- [Records provided]

=====

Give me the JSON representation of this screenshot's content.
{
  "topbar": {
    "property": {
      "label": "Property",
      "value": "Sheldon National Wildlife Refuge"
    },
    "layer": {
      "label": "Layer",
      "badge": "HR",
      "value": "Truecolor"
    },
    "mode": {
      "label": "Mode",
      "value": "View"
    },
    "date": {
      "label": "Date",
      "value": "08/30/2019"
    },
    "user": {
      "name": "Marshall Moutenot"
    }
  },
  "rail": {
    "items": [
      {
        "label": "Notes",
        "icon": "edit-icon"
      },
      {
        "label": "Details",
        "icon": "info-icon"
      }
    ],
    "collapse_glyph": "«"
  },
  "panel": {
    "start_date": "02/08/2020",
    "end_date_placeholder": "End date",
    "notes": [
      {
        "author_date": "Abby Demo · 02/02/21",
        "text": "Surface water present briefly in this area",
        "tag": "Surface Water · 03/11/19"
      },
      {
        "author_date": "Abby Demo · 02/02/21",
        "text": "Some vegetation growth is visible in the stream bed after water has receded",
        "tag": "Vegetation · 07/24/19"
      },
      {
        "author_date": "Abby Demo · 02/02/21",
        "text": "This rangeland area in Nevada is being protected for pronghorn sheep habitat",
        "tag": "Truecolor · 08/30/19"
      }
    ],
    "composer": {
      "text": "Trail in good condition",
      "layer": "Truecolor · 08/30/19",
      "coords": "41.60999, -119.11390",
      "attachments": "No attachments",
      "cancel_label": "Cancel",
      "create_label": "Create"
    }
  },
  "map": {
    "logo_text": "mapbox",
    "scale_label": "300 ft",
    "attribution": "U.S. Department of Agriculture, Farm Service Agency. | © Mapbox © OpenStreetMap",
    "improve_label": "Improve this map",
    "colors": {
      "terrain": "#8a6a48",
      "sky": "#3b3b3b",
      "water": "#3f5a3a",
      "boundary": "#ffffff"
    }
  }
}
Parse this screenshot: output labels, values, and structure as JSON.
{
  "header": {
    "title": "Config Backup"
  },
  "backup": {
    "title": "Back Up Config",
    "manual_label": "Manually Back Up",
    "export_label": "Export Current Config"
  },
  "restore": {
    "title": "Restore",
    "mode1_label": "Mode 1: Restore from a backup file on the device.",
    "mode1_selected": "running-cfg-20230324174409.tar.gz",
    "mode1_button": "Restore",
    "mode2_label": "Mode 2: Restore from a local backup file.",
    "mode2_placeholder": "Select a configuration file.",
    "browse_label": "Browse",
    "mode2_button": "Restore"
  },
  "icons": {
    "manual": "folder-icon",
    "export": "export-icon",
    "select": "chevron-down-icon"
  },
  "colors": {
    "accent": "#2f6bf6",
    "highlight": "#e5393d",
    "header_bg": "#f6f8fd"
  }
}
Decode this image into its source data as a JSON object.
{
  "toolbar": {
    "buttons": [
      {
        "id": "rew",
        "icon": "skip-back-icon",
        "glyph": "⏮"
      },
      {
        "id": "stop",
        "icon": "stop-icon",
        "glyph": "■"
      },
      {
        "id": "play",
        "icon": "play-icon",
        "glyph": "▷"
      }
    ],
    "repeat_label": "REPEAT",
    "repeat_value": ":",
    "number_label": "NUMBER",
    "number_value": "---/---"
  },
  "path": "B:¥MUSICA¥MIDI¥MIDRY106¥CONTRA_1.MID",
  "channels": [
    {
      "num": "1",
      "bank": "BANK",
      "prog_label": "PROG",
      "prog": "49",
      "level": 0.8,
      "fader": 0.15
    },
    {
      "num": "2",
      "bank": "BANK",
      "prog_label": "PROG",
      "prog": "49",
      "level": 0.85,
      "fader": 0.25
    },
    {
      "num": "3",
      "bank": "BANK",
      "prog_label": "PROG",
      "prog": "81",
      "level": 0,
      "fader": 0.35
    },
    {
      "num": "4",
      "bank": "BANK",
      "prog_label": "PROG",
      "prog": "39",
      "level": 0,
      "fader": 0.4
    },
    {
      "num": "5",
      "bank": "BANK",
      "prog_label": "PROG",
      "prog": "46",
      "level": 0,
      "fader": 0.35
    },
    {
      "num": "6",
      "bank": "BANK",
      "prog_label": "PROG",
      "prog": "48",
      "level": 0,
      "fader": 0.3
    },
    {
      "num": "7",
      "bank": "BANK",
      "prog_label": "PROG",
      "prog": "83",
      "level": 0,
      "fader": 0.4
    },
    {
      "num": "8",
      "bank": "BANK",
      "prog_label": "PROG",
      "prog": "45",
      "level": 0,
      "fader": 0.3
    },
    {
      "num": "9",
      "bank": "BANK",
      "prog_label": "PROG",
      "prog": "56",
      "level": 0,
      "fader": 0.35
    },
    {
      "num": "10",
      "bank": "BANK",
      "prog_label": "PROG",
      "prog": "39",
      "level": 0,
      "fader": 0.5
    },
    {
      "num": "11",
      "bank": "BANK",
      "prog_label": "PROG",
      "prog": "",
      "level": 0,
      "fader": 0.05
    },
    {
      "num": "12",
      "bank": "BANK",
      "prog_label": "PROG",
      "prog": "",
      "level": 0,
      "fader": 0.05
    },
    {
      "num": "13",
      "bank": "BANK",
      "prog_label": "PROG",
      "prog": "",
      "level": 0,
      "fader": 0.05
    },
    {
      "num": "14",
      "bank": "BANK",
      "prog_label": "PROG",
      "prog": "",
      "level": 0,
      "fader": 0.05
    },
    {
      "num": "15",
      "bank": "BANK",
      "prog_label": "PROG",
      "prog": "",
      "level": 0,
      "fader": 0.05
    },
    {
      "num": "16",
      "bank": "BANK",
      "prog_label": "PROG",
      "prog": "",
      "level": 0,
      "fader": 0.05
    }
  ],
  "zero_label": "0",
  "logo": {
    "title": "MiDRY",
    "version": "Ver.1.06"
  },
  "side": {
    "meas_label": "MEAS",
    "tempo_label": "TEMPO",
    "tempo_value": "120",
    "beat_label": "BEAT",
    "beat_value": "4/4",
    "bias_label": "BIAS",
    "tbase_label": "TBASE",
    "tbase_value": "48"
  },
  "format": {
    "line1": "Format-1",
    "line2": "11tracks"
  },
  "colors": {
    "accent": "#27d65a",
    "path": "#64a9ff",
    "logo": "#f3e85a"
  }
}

=====

- [Problem statement] Print all the data exactly.

- [Task result]
Give me the JSON representation of this screenshot's content.
{
  "topbar": {
    "property": {
      "label": "Property",
      "value": "Sheldon National Wildlife Refuge"
    },
    "layer": {
      "label": "Layer",
      "badge": "HR",
      "value": "Truecolor"
    },
    "mode": {
      "label": "Mode",
      "value": "View"
    },
    "date": {
      "label": "Date",
      "value": "08/30/2019"
    },
    "user": {
      "name": "Marshall Moutenot"
    }
  },
  "rail": {
    "items": [
      {
        "label": "Notes",
        "icon": "edit-icon"
      },
      {
        "label": "Details",
        "icon": "info-icon"
      }
    ],
    "collapse_glyph": "«"
  },
  "panel": {
    "start_date": "02/08/2020",
    "end_date_placeholder": "End date",
    "notes": [
      {
        "author_date": "Abby Demo · 02/02/21",
        "text": "Surface water present briefly in this area",
        "tag": "Surface Water · 03/11/19"
      },
      {
        "author_date": "Abby Demo · 02/02/21",
        "text": "Some vegetation growth is visible in the stream bed after water has receded",
        "tag": "Vegetation · 07/24/19"
      },
      {
        "author_date": "Abby Demo · 02/02/21",
        "text": "This rangeland area in Nevada is being protected for pronghorn sheep habitat",
        "tag": "Truecolor · 08/30/19"
      }
    ],
    "composer": {
      "text": "Trail in good condition",
      "layer": "Truecolor · 08/30/19",
      "coords": "41.60999, -119.11390",
      "attachments": "No attachments",
      "cancel_label": "Cancel",
      "create_label": "Create"
    }
  },
  "map": {
    "logo_text": "mapbox",
    "scale_label": "300 ft",
    "attribution": "U.S. Department of Agriculture, Farm Service Agency. | © Mapbox © OpenStreetMap",
    "improve_label": "Improve this map",
    "colors": {
      "terrain": "#8a6a48",
      "sky": "#3b3b3b",
      "water": "#3f5a3a",
      "boundary": "#ffffff"
    }
  }
}
Parse this screenshot: output labels, values, and structure as JSON.
{
  "header": {
    "title": "Config Backup"
  },
  "backup": {
    "title": "Back Up Config",
    "manual_label": "Manually Back Up",
    "export_label": "Export Current Config"
  },
  "restore": {
    "title": "Restore",
    "mode1_label": "Mode 1: Restore from a backup file on the device.",
    "mode1_selected": "running-cfg-20230324174409.tar.gz",
    "mode1_button": "Restore",
    "mode2_label": "Mode 2: Restore from a local backup file.",
    "mode2_placeholder": "Select a configuration file.",
    "browse_label": "Browse",
    "mode2_button": "Restore"
  },
  "icons": {
    "manual": "folder-icon",
    "export": "export-icon",
    "select": "chevron-down-icon"
  },
  "colors": {
    "accent": "#2f6bf6",
    "highlight": "#e5393d",
    "header_bg": "#f6f8fd"
  }
}
Decode this image into its source data as a JSON object.
{
  "toolbar": {
    "buttons": [
      {
        "id": "rew",
        "icon": "skip-back-icon",
        "glyph": "⏮"
      },
      {
        "id": "stop",
        "icon": "stop-icon",
        "glyph": "■"
      },
      {
        "id": "play",
        "icon": "play-icon",
        "glyph": "▷"
      }
    ],
    "repeat_label": "REPEAT",
    "repeat_value": ":",
    "number_label": "NUMBER",
    "number_value": "---/---"
  },
  "path": "B:¥MUSICA¥MIDI¥MIDRY106¥CONTRA_1.MID",
  "channels": [
    {
      "num": "1",
      "bank": "BANK",
      "prog_label": "PROG",
      "prog": "49",
      "level": 0.8,
      "fader": 0.15
    },
    {
      "num": "2",
      "bank": "BANK",
      "prog_label": "PROG",
      "prog": "49",
      "level": 0.85,
      "fader": 0.25
    },
    {
      "num": "3",
      "bank": "BANK",
      "prog_label": "PROG",
      "prog": "81",
      "level": 0,
      "fader": 0.35
    },
    {
      "num": "4",
      "bank": "BANK",
      "prog_label": "PROG",
      "prog": "39",
      "level": 0,
      "fader": 0.4
    },
    {
      "num": "5",
      "bank": "BANK",
      "prog_label": "PROG",
      "prog": "46",
      "level": 0,
      "fader": 0.35
    },
    {
      "num": "6",
      "bank": "BANK",
      "prog_label": "PROG",
      "prog": "48",
      "level": 0,
      "fader": 0.3
    },
    {
      "num": "7",
      "bank": "BANK",
      "prog_label": "PROG",
      "prog": "83",
      "level": 0,
      "fader": 0.4
    },
    {
      "num": "8",
      "bank": "BANK",
      "prog_label": "PROG",
      "prog": "45",
      "level": 0,
      "fader": 0.3
    },
    {
      "num": "9",
      "bank": "BANK",
      "prog_label": "PROG",
      "prog": "56",
      "level": 0,
      "fader": 0.35
    },
    {
      "num": "10",
      "bank": "BANK",
      "prog_label": "PROG",
      "prog": "39",
      "level": 0,
      "fader": 0.5
    },
    {
      "num": "11",
      "bank": "BANK",
      "prog_label": "PROG",
      "prog": "",
      "level": 0,
      "fader": 0.05
    },
    {
      "num": "12",
      "bank": "BANK",
      "prog_label": "PROG",
      "prog": "",
      "level": 0,
      "fader": 0.05
    },
    {
      "num": "13",
      "bank": "BANK",
      "prog_label": "PROG",
      "prog": "",
      "level": 0,
      "fader": 0.05
    },
    {
      "num": "14",
      "bank": "BANK",
      "prog_label": "PROG",
      "prog": "",
      "level": 0,
      "fader": 0.05
    },
    {
      "num": "15",
      "bank": "BANK",
      "prog_label": "PROG",
      "prog": "",
      "level": 0,
      "fader": 0.05
    },
    {
      "num": "16",
      "bank": "BANK",
      "prog_label": "PROG",
      "prog": "",
      "level": 0,
      "fader": 0.05
    }
  ],
  "zero_label": "0",
  "logo": {
    "title": "MiDRY",
    "version": "Ver.1.06"
  },
  "side": {
    "meas_label": "MEAS",
    "tempo_label": "TEMPO",
    "tempo_value": "120",
    "beat_label": "BEAT",
    "beat_value": "4/4",
    "bias_label": "BIAS",
    "tbase_label": "TBASE",
    "tbase_value": "48"
  },
  "format": {
    "line1": "Format-1",
    "line2": "11tracks"
  },
  "colors": {
    "accent": "#27d65a",
    "path": "#64a9ff",
    "logo": "#f3e85a"
  }
}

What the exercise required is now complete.